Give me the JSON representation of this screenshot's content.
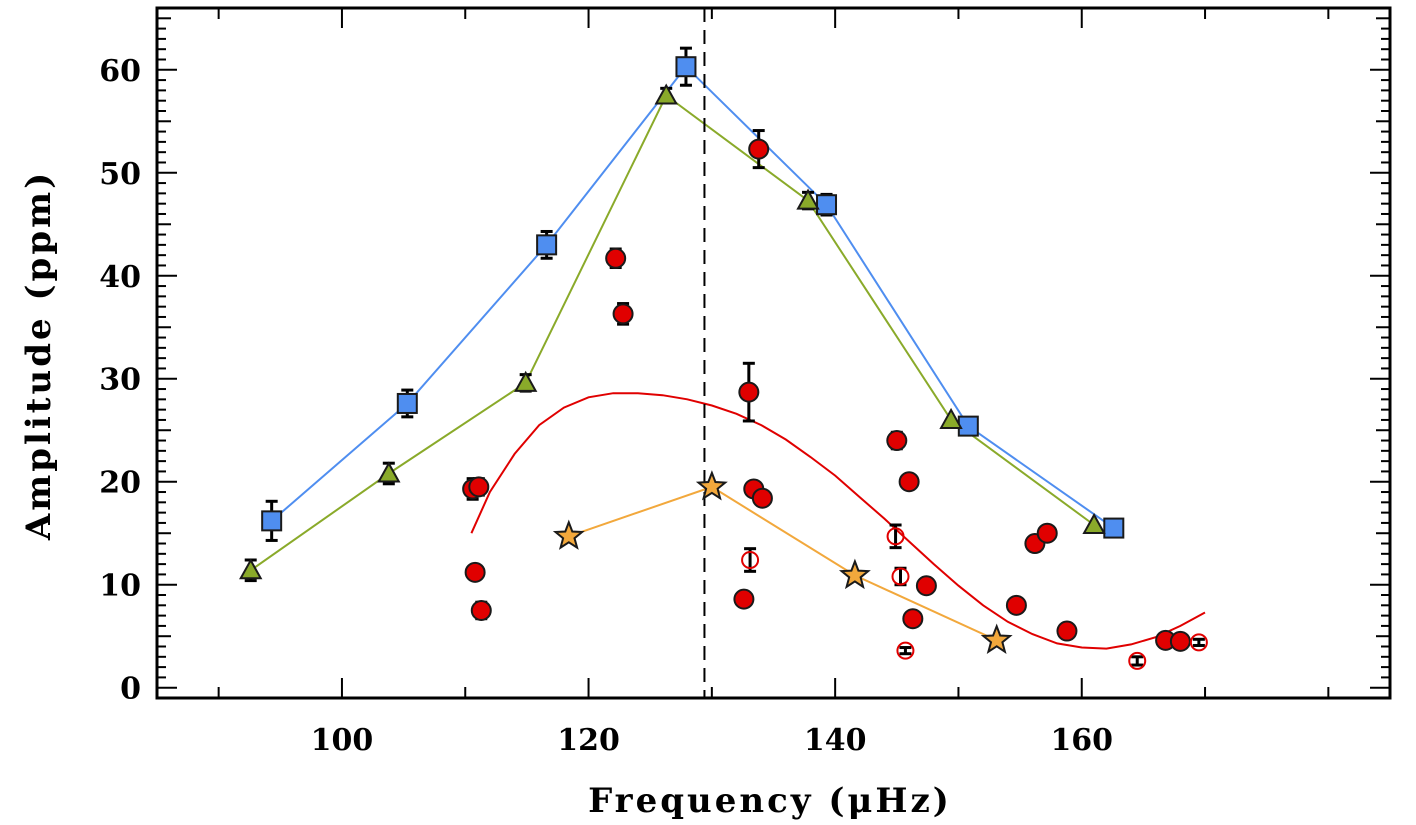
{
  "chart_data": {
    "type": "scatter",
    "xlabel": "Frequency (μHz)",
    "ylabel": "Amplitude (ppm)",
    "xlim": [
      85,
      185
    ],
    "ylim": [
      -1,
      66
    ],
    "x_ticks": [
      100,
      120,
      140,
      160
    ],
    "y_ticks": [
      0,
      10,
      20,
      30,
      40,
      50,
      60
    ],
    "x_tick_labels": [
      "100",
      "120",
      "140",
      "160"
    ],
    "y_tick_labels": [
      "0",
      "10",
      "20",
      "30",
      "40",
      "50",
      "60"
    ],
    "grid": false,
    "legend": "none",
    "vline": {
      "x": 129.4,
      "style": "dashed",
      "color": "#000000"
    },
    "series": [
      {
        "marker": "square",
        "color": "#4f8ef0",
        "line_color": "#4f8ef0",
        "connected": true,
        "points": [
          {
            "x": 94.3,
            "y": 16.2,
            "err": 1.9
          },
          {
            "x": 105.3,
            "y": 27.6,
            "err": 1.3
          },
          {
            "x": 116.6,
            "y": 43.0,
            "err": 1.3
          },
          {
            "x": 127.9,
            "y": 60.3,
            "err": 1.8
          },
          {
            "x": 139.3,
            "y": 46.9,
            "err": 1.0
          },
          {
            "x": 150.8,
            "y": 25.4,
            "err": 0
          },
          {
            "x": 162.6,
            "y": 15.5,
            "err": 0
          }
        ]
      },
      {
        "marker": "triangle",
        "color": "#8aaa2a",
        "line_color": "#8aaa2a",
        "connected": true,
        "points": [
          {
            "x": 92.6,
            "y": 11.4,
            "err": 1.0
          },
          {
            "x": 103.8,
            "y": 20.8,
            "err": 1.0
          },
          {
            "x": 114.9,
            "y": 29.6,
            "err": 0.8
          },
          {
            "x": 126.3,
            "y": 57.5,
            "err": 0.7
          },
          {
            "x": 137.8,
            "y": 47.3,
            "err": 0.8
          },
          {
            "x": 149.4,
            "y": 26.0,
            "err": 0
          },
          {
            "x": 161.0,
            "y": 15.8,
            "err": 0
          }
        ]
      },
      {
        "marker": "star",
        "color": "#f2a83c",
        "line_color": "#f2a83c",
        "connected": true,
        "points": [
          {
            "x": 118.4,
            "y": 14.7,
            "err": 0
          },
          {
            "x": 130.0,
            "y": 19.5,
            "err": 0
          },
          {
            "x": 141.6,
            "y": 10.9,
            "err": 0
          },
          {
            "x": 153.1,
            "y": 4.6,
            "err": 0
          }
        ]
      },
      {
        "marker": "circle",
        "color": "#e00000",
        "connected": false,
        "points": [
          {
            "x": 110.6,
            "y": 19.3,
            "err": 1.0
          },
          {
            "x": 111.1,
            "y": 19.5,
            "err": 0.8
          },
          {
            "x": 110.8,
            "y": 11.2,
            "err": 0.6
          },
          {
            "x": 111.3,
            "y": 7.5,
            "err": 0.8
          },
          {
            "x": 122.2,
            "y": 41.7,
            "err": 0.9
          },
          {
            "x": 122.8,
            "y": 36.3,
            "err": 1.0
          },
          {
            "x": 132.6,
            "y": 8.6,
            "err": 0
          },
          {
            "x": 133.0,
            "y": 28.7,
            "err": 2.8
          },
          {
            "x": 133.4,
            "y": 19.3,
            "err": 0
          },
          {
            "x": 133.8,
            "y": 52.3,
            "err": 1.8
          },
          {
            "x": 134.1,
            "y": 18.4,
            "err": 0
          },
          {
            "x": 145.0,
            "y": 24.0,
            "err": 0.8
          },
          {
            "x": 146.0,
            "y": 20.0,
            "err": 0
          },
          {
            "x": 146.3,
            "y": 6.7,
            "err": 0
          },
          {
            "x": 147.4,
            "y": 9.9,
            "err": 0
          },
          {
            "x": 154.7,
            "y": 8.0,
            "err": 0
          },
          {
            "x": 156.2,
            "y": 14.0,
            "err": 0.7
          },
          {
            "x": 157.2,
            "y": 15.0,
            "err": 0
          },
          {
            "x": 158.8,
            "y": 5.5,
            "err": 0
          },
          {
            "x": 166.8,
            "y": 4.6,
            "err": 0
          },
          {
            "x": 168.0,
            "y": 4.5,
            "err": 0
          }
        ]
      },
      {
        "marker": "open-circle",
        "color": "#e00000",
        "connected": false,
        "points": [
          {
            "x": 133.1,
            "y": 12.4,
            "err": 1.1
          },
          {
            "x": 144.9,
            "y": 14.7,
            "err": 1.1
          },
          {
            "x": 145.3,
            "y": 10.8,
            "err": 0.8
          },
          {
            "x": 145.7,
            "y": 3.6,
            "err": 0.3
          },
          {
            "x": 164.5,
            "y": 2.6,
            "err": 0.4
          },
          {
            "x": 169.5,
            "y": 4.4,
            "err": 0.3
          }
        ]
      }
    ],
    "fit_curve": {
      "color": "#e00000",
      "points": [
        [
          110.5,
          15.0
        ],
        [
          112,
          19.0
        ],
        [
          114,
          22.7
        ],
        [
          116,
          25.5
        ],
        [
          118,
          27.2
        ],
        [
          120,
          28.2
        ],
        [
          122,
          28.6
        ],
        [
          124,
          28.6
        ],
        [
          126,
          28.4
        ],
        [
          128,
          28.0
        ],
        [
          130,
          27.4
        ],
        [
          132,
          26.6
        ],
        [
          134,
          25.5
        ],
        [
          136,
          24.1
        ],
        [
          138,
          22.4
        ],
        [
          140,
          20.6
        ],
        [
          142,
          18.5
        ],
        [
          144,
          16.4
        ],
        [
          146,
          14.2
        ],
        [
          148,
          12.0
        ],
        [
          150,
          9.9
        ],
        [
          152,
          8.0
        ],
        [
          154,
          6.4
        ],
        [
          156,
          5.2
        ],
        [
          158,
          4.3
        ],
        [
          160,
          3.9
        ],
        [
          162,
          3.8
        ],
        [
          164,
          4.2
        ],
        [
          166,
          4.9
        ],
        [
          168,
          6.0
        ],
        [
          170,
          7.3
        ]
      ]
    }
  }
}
=-=-=
Exercise | Which lines contain the word "marker"? Return each of them.

Correct output |
        "marker": "square",
        "marker": "triangle",
        "marker": "star",
        "marker": "circle",
        "marker": "open-circle",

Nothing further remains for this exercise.